▶ **Data excerpts**:

****************

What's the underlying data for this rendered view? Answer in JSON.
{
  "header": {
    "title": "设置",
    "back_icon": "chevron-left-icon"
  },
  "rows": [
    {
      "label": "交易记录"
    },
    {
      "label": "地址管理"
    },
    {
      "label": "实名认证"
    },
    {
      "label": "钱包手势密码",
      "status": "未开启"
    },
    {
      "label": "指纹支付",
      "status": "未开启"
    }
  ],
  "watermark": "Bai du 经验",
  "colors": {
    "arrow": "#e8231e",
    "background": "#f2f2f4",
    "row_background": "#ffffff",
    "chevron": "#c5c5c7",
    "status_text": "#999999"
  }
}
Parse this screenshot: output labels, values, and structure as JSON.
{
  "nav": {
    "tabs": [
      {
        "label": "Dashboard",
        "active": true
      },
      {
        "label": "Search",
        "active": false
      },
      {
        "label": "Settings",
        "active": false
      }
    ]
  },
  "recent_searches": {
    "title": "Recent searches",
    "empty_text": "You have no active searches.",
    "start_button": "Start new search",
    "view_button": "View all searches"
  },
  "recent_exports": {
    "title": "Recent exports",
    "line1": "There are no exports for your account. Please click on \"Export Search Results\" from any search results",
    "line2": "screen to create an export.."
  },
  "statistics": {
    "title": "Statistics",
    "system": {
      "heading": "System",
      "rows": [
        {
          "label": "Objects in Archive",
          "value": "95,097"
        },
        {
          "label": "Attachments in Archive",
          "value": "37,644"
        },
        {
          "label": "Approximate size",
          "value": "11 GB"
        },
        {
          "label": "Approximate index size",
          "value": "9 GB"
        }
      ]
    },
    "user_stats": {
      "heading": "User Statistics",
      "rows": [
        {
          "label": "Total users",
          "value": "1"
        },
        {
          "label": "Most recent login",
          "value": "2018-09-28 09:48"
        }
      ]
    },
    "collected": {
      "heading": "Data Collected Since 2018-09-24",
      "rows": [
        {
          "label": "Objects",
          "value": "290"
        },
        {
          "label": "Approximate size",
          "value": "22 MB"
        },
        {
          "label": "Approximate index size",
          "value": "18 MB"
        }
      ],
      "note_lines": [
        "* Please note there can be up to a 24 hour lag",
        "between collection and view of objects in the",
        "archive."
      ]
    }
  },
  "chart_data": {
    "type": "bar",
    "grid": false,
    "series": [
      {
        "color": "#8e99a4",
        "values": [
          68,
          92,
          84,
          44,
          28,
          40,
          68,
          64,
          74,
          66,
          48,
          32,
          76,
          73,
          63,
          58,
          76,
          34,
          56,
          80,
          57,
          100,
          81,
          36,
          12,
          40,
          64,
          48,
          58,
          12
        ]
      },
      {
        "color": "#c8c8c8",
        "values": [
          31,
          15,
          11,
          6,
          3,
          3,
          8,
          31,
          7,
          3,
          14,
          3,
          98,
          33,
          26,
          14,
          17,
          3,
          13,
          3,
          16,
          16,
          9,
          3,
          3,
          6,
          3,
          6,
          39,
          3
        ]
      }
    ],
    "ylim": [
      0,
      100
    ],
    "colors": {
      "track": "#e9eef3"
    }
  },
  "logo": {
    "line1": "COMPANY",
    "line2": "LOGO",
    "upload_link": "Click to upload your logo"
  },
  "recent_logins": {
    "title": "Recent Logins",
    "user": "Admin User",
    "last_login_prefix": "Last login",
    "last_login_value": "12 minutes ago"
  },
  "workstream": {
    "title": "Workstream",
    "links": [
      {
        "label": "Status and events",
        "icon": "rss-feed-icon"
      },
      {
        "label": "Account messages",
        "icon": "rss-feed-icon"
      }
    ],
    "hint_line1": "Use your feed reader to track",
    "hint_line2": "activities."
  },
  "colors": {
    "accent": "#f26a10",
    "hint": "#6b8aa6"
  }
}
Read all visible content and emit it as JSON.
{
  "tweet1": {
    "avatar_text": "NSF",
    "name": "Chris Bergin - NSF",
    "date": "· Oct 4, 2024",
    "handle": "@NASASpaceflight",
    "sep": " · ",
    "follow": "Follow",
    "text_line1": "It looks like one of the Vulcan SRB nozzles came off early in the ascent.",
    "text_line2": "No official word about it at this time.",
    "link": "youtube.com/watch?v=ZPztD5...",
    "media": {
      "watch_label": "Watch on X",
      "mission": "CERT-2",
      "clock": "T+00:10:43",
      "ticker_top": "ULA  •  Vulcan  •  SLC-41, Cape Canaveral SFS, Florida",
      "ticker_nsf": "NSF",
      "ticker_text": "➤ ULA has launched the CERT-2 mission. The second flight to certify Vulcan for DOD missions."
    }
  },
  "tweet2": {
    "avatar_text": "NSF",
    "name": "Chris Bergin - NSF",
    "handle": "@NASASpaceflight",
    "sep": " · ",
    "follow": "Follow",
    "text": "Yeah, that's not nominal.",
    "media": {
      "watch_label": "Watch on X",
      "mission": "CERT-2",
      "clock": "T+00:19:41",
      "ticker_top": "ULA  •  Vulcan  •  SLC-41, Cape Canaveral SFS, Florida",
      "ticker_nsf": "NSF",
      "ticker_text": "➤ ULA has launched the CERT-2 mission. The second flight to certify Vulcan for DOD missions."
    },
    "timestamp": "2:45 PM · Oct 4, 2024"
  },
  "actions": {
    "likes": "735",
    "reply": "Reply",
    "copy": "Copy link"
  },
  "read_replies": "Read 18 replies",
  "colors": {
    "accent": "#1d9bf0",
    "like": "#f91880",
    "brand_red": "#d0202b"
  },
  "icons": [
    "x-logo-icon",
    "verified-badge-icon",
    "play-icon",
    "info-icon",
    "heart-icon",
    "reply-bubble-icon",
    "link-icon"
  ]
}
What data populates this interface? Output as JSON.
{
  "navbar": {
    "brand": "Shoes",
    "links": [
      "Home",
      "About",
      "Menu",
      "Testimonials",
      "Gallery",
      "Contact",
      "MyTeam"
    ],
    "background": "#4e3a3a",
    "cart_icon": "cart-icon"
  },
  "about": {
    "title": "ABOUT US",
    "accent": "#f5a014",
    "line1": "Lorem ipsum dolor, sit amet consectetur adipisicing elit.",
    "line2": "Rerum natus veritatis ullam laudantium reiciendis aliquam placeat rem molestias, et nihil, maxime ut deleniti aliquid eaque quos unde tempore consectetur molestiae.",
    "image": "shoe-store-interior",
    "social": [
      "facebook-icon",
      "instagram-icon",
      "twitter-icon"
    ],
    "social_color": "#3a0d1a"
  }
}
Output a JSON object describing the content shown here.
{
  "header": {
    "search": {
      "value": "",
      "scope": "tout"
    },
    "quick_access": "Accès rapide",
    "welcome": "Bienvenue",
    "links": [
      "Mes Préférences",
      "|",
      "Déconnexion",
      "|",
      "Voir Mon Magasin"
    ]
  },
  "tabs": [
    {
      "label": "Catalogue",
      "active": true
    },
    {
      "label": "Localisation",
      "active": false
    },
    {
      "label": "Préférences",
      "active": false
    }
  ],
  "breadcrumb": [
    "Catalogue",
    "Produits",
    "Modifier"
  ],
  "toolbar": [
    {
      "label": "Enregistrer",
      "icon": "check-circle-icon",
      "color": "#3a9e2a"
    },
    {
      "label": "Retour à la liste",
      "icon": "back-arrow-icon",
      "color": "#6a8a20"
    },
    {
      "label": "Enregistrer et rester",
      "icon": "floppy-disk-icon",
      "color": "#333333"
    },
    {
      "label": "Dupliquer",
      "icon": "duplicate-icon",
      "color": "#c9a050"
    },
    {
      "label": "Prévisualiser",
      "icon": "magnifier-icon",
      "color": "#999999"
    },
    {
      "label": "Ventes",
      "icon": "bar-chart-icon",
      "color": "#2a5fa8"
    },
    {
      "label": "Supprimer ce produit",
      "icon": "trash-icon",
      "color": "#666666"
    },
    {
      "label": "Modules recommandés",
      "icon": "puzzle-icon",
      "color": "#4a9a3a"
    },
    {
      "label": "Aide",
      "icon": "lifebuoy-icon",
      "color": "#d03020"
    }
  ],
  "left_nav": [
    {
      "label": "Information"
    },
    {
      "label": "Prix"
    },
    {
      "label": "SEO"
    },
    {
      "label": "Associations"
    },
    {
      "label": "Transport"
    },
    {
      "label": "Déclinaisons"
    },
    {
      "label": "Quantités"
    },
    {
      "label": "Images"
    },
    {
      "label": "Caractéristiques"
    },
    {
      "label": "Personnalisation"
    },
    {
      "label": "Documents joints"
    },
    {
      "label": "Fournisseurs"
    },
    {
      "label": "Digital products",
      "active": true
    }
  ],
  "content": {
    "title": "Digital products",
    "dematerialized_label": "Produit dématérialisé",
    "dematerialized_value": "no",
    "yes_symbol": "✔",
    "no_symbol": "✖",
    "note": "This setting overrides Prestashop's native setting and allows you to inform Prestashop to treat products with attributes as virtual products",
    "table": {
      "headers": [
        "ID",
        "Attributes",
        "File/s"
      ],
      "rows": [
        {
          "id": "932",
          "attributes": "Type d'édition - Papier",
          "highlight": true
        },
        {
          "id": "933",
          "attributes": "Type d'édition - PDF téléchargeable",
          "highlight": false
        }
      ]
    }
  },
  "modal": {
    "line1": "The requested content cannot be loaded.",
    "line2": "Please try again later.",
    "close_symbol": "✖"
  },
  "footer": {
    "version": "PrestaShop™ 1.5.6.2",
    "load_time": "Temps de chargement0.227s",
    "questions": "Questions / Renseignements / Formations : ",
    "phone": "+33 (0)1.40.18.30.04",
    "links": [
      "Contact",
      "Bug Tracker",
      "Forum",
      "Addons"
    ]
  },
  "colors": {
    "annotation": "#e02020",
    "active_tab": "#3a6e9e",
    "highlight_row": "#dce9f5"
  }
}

****************

▶ **REQUIRED WORK**: Only the number is wanted: how many lines in the data include the string "heading"?

▶ **RESPONSE TO THE TASK**: 3